◆ **Problem description**
Give the number of lines in the listing below that include the word "type", with nothing more.
# Start of Provided records
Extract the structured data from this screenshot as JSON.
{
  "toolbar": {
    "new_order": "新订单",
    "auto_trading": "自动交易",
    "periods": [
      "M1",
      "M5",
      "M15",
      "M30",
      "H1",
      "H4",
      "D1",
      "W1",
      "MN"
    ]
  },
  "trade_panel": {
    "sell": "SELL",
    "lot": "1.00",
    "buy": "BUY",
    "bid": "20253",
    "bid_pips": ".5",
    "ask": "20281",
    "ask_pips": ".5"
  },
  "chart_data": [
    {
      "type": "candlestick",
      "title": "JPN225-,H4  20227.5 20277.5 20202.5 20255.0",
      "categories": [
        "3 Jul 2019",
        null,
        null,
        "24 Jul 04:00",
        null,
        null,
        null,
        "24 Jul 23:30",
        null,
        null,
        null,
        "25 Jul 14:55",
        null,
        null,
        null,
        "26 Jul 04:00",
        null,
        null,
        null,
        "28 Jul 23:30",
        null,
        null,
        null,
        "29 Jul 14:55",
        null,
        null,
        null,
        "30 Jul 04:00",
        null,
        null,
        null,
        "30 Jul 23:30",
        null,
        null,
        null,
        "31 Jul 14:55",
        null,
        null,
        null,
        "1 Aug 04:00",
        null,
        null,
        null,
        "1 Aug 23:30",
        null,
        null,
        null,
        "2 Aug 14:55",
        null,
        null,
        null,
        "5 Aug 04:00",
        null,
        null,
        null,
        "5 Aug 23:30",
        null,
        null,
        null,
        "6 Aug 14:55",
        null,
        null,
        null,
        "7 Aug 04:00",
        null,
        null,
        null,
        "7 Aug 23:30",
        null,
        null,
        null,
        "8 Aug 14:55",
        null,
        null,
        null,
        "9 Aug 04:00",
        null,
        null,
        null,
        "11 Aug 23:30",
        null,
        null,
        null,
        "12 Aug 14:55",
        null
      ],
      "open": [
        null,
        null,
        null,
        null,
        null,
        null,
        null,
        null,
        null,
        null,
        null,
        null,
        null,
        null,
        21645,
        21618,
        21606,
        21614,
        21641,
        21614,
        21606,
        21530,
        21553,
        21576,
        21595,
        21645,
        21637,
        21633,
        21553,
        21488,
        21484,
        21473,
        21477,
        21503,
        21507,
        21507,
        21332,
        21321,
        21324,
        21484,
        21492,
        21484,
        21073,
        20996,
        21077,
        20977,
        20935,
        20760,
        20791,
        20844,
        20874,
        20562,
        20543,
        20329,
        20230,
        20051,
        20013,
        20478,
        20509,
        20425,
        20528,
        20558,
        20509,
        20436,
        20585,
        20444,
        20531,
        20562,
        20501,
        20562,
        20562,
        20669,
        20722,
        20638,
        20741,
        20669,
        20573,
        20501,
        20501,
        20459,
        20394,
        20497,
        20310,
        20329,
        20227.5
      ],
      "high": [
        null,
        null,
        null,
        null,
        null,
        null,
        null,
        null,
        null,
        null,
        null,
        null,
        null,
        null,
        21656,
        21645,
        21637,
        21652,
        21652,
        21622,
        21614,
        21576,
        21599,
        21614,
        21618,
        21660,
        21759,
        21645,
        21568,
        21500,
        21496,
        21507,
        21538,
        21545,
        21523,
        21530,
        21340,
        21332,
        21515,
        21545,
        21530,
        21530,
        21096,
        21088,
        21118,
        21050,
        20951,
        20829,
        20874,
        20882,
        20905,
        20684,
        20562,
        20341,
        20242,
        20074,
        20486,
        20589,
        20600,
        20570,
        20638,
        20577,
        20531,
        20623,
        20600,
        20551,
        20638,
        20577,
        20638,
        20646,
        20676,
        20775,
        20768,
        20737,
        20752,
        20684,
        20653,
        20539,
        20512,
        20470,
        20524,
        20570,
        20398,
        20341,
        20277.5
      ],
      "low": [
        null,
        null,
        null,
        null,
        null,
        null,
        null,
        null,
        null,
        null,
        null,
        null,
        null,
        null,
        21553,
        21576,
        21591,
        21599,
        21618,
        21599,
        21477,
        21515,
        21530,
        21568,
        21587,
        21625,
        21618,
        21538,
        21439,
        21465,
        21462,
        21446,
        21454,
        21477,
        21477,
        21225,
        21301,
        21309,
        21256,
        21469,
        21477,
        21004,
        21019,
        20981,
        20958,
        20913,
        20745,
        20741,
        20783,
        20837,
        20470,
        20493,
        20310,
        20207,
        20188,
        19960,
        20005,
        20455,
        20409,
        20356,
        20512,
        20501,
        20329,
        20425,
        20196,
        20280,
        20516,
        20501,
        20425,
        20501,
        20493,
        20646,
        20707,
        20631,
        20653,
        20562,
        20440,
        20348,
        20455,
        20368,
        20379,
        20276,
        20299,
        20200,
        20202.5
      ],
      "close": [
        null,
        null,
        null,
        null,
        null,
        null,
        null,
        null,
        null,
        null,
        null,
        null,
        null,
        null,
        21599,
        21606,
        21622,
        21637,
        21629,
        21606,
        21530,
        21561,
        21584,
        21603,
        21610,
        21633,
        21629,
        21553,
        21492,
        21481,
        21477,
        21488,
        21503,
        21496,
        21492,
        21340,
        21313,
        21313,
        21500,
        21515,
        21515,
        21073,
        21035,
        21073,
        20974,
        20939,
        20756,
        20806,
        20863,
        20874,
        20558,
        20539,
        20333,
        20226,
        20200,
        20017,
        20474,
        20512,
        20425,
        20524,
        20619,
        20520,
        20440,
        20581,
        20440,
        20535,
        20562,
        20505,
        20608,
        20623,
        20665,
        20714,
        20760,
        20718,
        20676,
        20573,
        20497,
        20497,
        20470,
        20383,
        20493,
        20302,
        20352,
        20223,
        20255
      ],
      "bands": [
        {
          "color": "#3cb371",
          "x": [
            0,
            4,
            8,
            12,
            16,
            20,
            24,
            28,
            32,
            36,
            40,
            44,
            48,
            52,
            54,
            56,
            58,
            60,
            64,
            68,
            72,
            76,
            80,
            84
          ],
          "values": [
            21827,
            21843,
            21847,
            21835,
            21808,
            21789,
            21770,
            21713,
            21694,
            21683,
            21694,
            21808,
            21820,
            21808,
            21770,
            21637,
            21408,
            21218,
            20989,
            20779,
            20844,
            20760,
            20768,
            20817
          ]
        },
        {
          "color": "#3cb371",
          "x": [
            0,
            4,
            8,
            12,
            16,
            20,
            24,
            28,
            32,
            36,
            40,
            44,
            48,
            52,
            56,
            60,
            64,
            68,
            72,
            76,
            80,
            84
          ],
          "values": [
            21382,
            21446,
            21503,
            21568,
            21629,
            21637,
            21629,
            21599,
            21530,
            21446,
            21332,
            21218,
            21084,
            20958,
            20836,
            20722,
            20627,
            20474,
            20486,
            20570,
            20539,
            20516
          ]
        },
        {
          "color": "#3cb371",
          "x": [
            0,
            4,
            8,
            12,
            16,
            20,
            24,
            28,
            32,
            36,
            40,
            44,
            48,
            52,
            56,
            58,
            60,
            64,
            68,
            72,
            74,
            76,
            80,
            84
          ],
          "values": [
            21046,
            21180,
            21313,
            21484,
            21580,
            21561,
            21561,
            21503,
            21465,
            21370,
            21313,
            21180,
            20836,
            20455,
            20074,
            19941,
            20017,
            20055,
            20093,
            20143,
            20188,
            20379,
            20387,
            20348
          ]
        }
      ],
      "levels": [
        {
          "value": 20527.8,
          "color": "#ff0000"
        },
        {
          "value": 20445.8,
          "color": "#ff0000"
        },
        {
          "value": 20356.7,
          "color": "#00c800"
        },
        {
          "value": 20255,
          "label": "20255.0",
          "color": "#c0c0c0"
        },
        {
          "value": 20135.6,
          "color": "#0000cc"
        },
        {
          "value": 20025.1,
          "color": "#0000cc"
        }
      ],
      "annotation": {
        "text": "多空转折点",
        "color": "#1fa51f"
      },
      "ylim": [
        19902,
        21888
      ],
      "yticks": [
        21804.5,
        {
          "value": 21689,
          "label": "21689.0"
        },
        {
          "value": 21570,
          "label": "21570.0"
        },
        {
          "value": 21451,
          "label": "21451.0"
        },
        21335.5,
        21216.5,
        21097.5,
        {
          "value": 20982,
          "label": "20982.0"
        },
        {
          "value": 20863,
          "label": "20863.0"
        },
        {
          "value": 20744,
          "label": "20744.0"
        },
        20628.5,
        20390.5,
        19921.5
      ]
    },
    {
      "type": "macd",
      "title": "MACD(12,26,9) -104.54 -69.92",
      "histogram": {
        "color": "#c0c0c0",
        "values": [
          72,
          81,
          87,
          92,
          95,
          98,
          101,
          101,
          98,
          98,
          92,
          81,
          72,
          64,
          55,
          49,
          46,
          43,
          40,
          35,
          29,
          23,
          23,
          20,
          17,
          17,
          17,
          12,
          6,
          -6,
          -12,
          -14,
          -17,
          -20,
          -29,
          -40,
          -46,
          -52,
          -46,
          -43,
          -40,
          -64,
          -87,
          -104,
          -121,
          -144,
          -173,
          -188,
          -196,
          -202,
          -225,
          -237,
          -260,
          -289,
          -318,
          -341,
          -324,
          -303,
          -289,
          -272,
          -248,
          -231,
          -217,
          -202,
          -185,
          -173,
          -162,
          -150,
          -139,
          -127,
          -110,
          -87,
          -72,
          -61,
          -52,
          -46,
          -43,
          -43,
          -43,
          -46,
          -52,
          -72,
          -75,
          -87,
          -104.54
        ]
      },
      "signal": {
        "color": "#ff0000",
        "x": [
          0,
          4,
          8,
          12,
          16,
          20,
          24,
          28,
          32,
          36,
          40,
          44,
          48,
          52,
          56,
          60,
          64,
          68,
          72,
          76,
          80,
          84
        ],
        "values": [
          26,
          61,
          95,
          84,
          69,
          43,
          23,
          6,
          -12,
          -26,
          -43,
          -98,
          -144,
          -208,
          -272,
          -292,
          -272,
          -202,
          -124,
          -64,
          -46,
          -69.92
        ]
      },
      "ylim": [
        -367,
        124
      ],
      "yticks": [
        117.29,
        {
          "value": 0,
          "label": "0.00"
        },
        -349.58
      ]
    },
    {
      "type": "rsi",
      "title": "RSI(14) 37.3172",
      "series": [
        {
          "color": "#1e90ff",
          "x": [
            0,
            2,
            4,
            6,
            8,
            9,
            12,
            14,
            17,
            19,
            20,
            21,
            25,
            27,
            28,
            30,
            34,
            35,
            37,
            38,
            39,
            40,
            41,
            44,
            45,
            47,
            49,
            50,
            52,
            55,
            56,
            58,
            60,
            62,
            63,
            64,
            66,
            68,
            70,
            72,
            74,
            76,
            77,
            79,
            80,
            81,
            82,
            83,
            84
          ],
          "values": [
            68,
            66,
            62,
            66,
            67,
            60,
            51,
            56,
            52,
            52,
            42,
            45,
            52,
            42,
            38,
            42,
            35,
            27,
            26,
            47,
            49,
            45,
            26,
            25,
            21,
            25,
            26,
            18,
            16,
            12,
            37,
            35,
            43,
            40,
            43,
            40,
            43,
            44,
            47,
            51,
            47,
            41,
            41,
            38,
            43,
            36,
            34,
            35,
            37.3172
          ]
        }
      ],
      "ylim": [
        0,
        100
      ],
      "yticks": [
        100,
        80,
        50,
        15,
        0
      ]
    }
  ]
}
# End of Provided records
◆ **Output of the exercise**
3